_Problem requirements_
Please transcribe the listing below in full and word for word, without its pictures.

** start of Extracted entries **

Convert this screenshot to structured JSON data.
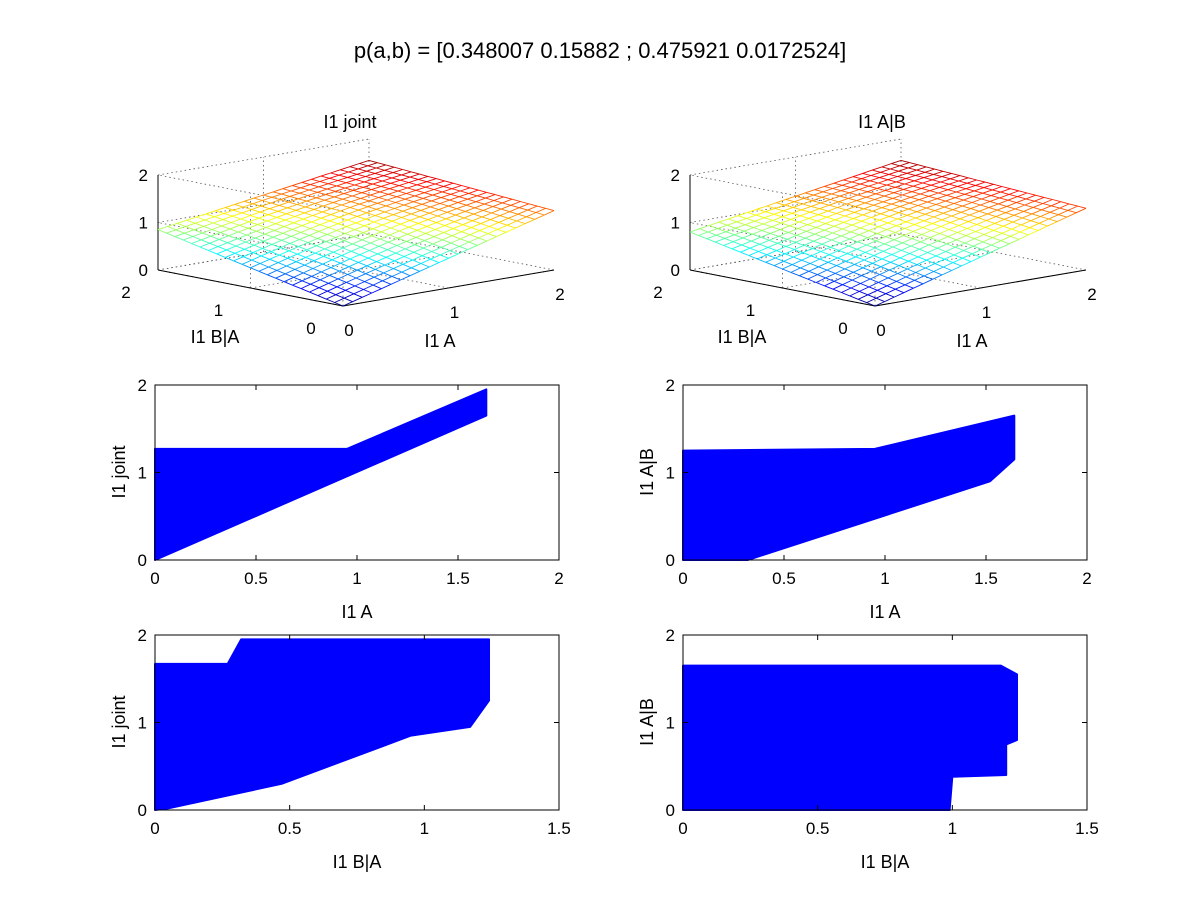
{
  "figure": {
    "suptitle": "p(a,b) = [0.348007 0.15882 ; 0.475921 0.0172524]"
  },
  "colors": {
    "scatter": "#0000ff",
    "axes": "#000000",
    "background": "#ffffff"
  },
  "chart_data": [
    {
      "id": "surface-joint",
      "type": "surface",
      "title": "I1 joint",
      "xlabel": "I1 A",
      "ylabel": "I1 B|A",
      "zlabel": "",
      "xlim": [
        0,
        2
      ],
      "ylim": [
        0,
        2
      ],
      "zlim": [
        0,
        2
      ],
      "xticks": [
        0,
        1,
        2
      ],
      "yticks": [
        0,
        1,
        2
      ],
      "zticks": [
        0,
        1,
        2
      ],
      "colormap": "jet",
      "grid": true,
      "corner_z": {
        "a0b0": 0.0,
        "a2b0": 1.25,
        "a0b2": 0.85,
        "a2b2": 1.55
      }
    },
    {
      "id": "surface-condA",
      "type": "surface",
      "title": "I1 A|B",
      "xlabel": "I1 A",
      "ylabel": "I1 B|A",
      "zlabel": "",
      "xlim": [
        0,
        2
      ],
      "ylim": [
        0,
        2
      ],
      "zlim": [
        0,
        2
      ],
      "xticks": [
        0,
        1,
        2
      ],
      "yticks": [
        0,
        1,
        2
      ],
      "zticks": [
        0,
        1,
        2
      ],
      "colormap": "jet",
      "grid": true,
      "corner_z": {
        "a0b0": 0.0,
        "a2b0": 1.3,
        "a0b2": 0.8,
        "a2b2": 1.55
      }
    },
    {
      "id": "scatter-joint-vs-A",
      "type": "scatter",
      "title": "",
      "xlabel": "I1 A",
      "ylabel": "I1 joint",
      "xlim": [
        0,
        2
      ],
      "ylim": [
        0,
        2
      ],
      "xticks": [
        "0",
        "0.5",
        "1",
        "1.5",
        "2"
      ],
      "yticks": [
        "0",
        "1",
        "2"
      ],
      "grid": false,
      "region": [
        [
          0,
          0
        ],
        [
          0,
          1.27
        ],
        [
          0.95,
          1.27
        ],
        [
          1.64,
          1.95
        ],
        [
          1.64,
          1.65
        ],
        [
          0,
          0
        ]
      ]
    },
    {
      "id": "scatter-condA-vs-A",
      "type": "scatter",
      "title": "",
      "xlabel": "I1 A",
      "ylabel": "I1 A|B",
      "xlim": [
        0,
        2
      ],
      "ylim": [
        0,
        2
      ],
      "xticks": [
        "0",
        "0.5",
        "1",
        "1.5",
        "2"
      ],
      "yticks": [
        "0",
        "1",
        "2"
      ],
      "grid": false,
      "region": [
        [
          0,
          0
        ],
        [
          0,
          1.25
        ],
        [
          0.95,
          1.27
        ],
        [
          1.64,
          1.65
        ],
        [
          1.64,
          1.15
        ],
        [
          1.52,
          0.9
        ],
        [
          0.32,
          0
        ],
        [
          0,
          0
        ]
      ]
    },
    {
      "id": "scatter-joint-vs-BA",
      "type": "scatter",
      "title": "",
      "xlabel": "I1 B|A",
      "ylabel": "I1 joint",
      "xlim": [
        0,
        1.5
      ],
      "ylim": [
        0,
        2
      ],
      "xticks": [
        "0",
        "0.5",
        "1",
        "1.5"
      ],
      "yticks": [
        "0",
        "1",
        "2"
      ],
      "grid": false,
      "region": [
        [
          0,
          0
        ],
        [
          0,
          1.67
        ],
        [
          0.27,
          1.67
        ],
        [
          0.32,
          1.95
        ],
        [
          1.24,
          1.95
        ],
        [
          1.24,
          1.25
        ],
        [
          1.17,
          0.95
        ],
        [
          0.95,
          0.85
        ],
        [
          0.47,
          0.3
        ],
        [
          0.05,
          0.02
        ],
        [
          0,
          0
        ]
      ]
    },
    {
      "id": "scatter-condA-vs-BA",
      "type": "scatter",
      "title": "",
      "xlabel": "I1 B|A",
      "ylabel": "I1 A|B",
      "xlim": [
        0,
        1.5
      ],
      "ylim": [
        0,
        2
      ],
      "xticks": [
        "0",
        "0.5",
        "1",
        "1.5"
      ],
      "yticks": [
        "0",
        "1",
        "2"
      ],
      "grid": false,
      "region": [
        [
          0,
          0
        ],
        [
          0,
          1.65
        ],
        [
          1.18,
          1.65
        ],
        [
          1.24,
          1.55
        ],
        [
          1.24,
          0.8
        ],
        [
          1.2,
          0.75
        ],
        [
          1.2,
          0.4
        ],
        [
          1.0,
          0.38
        ],
        [
          0.99,
          0
        ],
        [
          0,
          0
        ]
      ]
    }
  ]
}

** end of Extracted entries **

_Answer to this exercise_
Convert this screenshot to structured JSON data.
{
  "figure": {
    "suptitle": "p(a,b) = [0.348007 0.15882 ; 0.475921 0.0172524]"
  },
  "colors": {
    "scatter": "#0000ff",
    "axes": "#000000",
    "background": "#ffffff"
  },
  "chart_data": [
    {
      "id": "surface-joint",
      "type": "surface",
      "title": "I1 joint",
      "xlabel": "I1 A",
      "ylabel": "I1 B|A",
      "zlabel": "",
      "xlim": [
        0,
        2
      ],
      "ylim": [
        0,
        2
      ],
      "zlim": [
        0,
        2
      ],
      "xticks": [
        0,
        1,
        2
      ],
      "yticks": [
        0,
        1,
        2
      ],
      "zticks": [
        0,
        1,
        2
      ],
      "colormap": "jet",
      "grid": true,
      "corner_z": {
        "a0b0": 0.0,
        "a2b0": 1.25,
        "a0b2": 0.85,
        "a2b2": 1.55
      }
    },
    {
      "id": "surface-condA",
      "type": "surface",
      "title": "I1 A|B",
      "xlabel": "I1 A",
      "ylabel": "I1 B|A",
      "zlabel": "",
      "xlim": [
        0,
        2
      ],
      "ylim": [
        0,
        2
      ],
      "zlim": [
        0,
        2
      ],
      "xticks": [
        0,
        1,
        2
      ],
      "yticks": [
        0,
        1,
        2
      ],
      "zticks": [
        0,
        1,
        2
      ],
      "colormap": "jet",
      "grid": true,
      "corner_z": {
        "a0b0": 0.0,
        "a2b0": 1.3,
        "a0b2": 0.8,
        "a2b2": 1.55
      }
    },
    {
      "id": "scatter-joint-vs-A",
      "type": "scatter",
      "title": "",
      "xlabel": "I1 A",
      "ylabel": "I1 joint",
      "xlim": [
        0,
        2
      ],
      "ylim": [
        0,
        2
      ],
      "xticks": [
        "0",
        "0.5",
        "1",
        "1.5",
        "2"
      ],
      "yticks": [
        "0",
        "1",
        "2"
      ],
      "grid": false,
      "region": [
        [
          0,
          0
        ],
        [
          0,
          1.27
        ],
        [
          0.95,
          1.27
        ],
        [
          1.64,
          1.95
        ],
        [
          1.64,
          1.65
        ],
        [
          0,
          0
        ]
      ]
    },
    {
      "id": "scatter-condA-vs-A",
      "type": "scatter",
      "title": "",
      "xlabel": "I1 A",
      "ylabel": "I1 A|B",
      "xlim": [
        0,
        2
      ],
      "ylim": [
        0,
        2
      ],
      "xticks": [
        "0",
        "0.5",
        "1",
        "1.5",
        "2"
      ],
      "yticks": [
        "0",
        "1",
        "2"
      ],
      "grid": false,
      "region": [
        [
          0,
          0
        ],
        [
          0,
          1.25
        ],
        [
          0.95,
          1.27
        ],
        [
          1.64,
          1.65
        ],
        [
          1.64,
          1.15
        ],
        [
          1.52,
          0.9
        ],
        [
          0.32,
          0
        ],
        [
          0,
          0
        ]
      ]
    },
    {
      "id": "scatter-joint-vs-BA",
      "type": "scatter",
      "title": "",
      "xlabel": "I1 B|A",
      "ylabel": "I1 joint",
      "xlim": [
        0,
        1.5
      ],
      "ylim": [
        0,
        2
      ],
      "xticks": [
        "0",
        "0.5",
        "1",
        "1.5"
      ],
      "yticks": [
        "0",
        "1",
        "2"
      ],
      "grid": false,
      "region": [
        [
          0,
          0
        ],
        [
          0,
          1.67
        ],
        [
          0.27,
          1.67
        ],
        [
          0.32,
          1.95
        ],
        [
          1.24,
          1.95
        ],
        [
          1.24,
          1.25
        ],
        [
          1.17,
          0.95
        ],
        [
          0.95,
          0.85
        ],
        [
          0.47,
          0.3
        ],
        [
          0.05,
          0.02
        ],
        [
          0,
          0
        ]
      ]
    },
    {
      "id": "scatter-condA-vs-BA",
      "type": "scatter",
      "title": "",
      "xlabel": "I1 B|A",
      "ylabel": "I1 A|B",
      "xlim": [
        0,
        1.5
      ],
      "ylim": [
        0,
        2
      ],
      "xticks": [
        "0",
        "0.5",
        "1",
        "1.5"
      ],
      "yticks": [
        "0",
        "1",
        "2"
      ],
      "grid": false,
      "region": [
        [
          0,
          0
        ],
        [
          0,
          1.65
        ],
        [
          1.18,
          1.65
        ],
        [
          1.24,
          1.55
        ],
        [
          1.24,
          0.8
        ],
        [
          1.2,
          0.75
        ],
        [
          1.2,
          0.4
        ],
        [
          1.0,
          0.38
        ],
        [
          0.99,
          0
        ],
        [
          0,
          0
        ]
      ]
    }
  ]
}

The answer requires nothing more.